Given task:
Exclude the pictures and reproduce the remaining data exactly as written.

Task material:

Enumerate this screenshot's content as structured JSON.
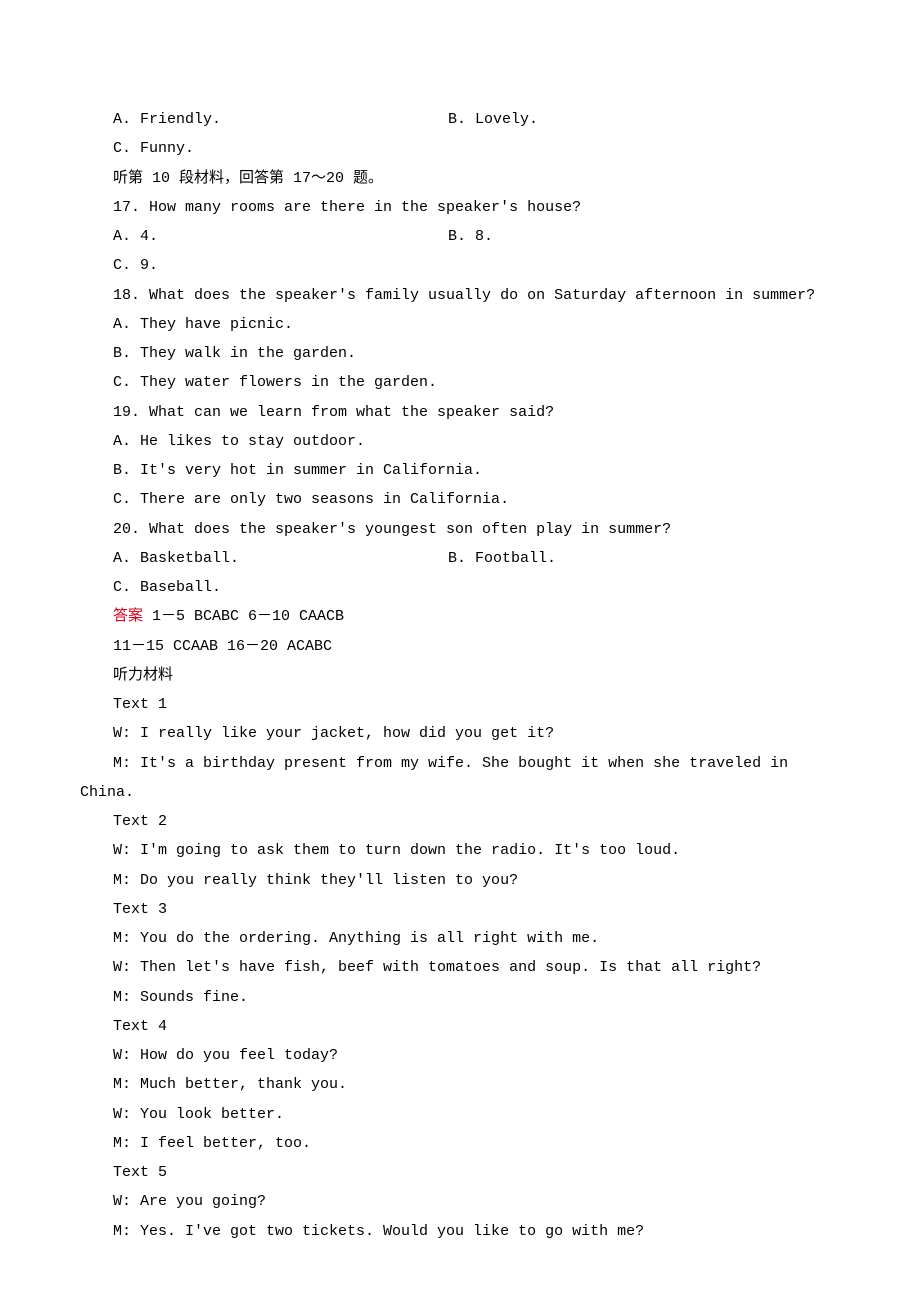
{
  "q16": {
    "A": "A. Friendly.",
    "B": "B. Lovely.",
    "C": "C. Funny."
  },
  "sec10_header": "听第 10 段材料，回答第 17～20 题。",
  "q17": {
    "stem": "17. How many rooms are there in the speaker's house?",
    "A": "A. 4.",
    "B": "B. 8.",
    "C": "C. 9."
  },
  "q18": {
    "stem": "18. What does the speaker's family usually do on Saturday afternoon in summer?",
    "A": "A. They have picnic.",
    "B": "B. They walk in the garden.",
    "C": "C. They water flowers in the garden."
  },
  "q19": {
    "stem": "19. What can we learn from what the speaker said?",
    "A": "A. He likes to stay outdoor.",
    "B": "B. It's very hot in summer in California.",
    "C": "C. There are only two seasons in California."
  },
  "q20": {
    "stem": "20. What does the speaker's youngest son often play in summer?",
    "A": "A. Basketball.",
    "B": "B. Football.",
    "C": "C. Baseball."
  },
  "answer": {
    "label": "答案",
    "line1": "  1－5  BCABC  6－10  CAACB",
    "line2": "11－15  CCAAB  16－20  ACABC"
  },
  "material_header": "听力材料",
  "texts": {
    "t1": {
      "h": "Text 1",
      "w": "W: I really like your jacket, how did you get it?",
      "m_a": "M: It's a birthday present from my wife. She bought it when she traveled in",
      "m_b": "China."
    },
    "t2": {
      "h": "Text 2",
      "w": "W: I'm going to ask them to turn down the radio. It's too loud.",
      "m": "M: Do you really think they'll listen to you?"
    },
    "t3": {
      "h": "Text 3",
      "m1": "M: You do the ordering. Anything is all right with me.",
      "w": "W: Then let's have fish, beef with tomatoes and soup. Is that all right?",
      "m2": "M: Sounds fine."
    },
    "t4": {
      "h": "Text 4",
      "w1": "W: How do you feel today?",
      "m1": "M: Much better, thank you.",
      "w2": "W: You look better.",
      "m2": "M: I feel better, too."
    },
    "t5": {
      "h": "Text 5",
      "w": "W: Are you going?",
      "m": "M: Yes. I've got two tickets. Would you like to go with me?"
    }
  }
}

Completed task:
Enumerate this screenshot's content as structured JSON.
{
  "q16": {
    "A": "A. Friendly.",
    "B": "B. Lovely.",
    "C": "C. Funny."
  },
  "sec10_header": "听第 10 段材料，回答第 17～20 题。",
  "q17": {
    "stem": "17. How many rooms are there in the speaker's house?",
    "A": "A. 4.",
    "B": "B. 8.",
    "C": "C. 9."
  },
  "q18": {
    "stem": "18. What does the speaker's family usually do on Saturday afternoon in summer?",
    "A": "A. They have picnic.",
    "B": "B. They walk in the garden.",
    "C": "C. They water flowers in the garden."
  },
  "q19": {
    "stem": "19. What can we learn from what the speaker said?",
    "A": "A. He likes to stay outdoor.",
    "B": "B. It's very hot in summer in California.",
    "C": "C. There are only two seasons in California."
  },
  "q20": {
    "stem": "20. What does the speaker's youngest son often play in summer?",
    "A": "A. Basketball.",
    "B": "B. Football.",
    "C": "C. Baseball."
  },
  "answer": {
    "label": "答案",
    "line1": "  1－5  BCABC  6－10  CAACB",
    "line2": "11－15  CCAAB  16－20  ACABC"
  },
  "material_header": "听力材料",
  "texts": {
    "t1": {
      "h": "Text 1",
      "w": "W: I really like your jacket, how did you get it?",
      "m_a": "M: It's a birthday present from my wife. She bought it when she traveled in",
      "m_b": "China."
    },
    "t2": {
      "h": "Text 2",
      "w": "W: I'm going to ask them to turn down the radio. It's too loud.",
      "m": "M: Do you really think they'll listen to you?"
    },
    "t3": {
      "h": "Text 3",
      "m1": "M: You do the ordering. Anything is all right with me.",
      "w": "W: Then let's have fish, beef with tomatoes and soup. Is that all right?",
      "m2": "M: Sounds fine."
    },
    "t4": {
      "h": "Text 4",
      "w1": "W: How do you feel today?",
      "m1": "M: Much better, thank you.",
      "w2": "W: You look better.",
      "m2": "M: I feel better, too."
    },
    "t5": {
      "h": "Text 5",
      "w": "W: Are you going?",
      "m": "M: Yes. I've got two tickets. Would you like to go with me?"
    }
  }
}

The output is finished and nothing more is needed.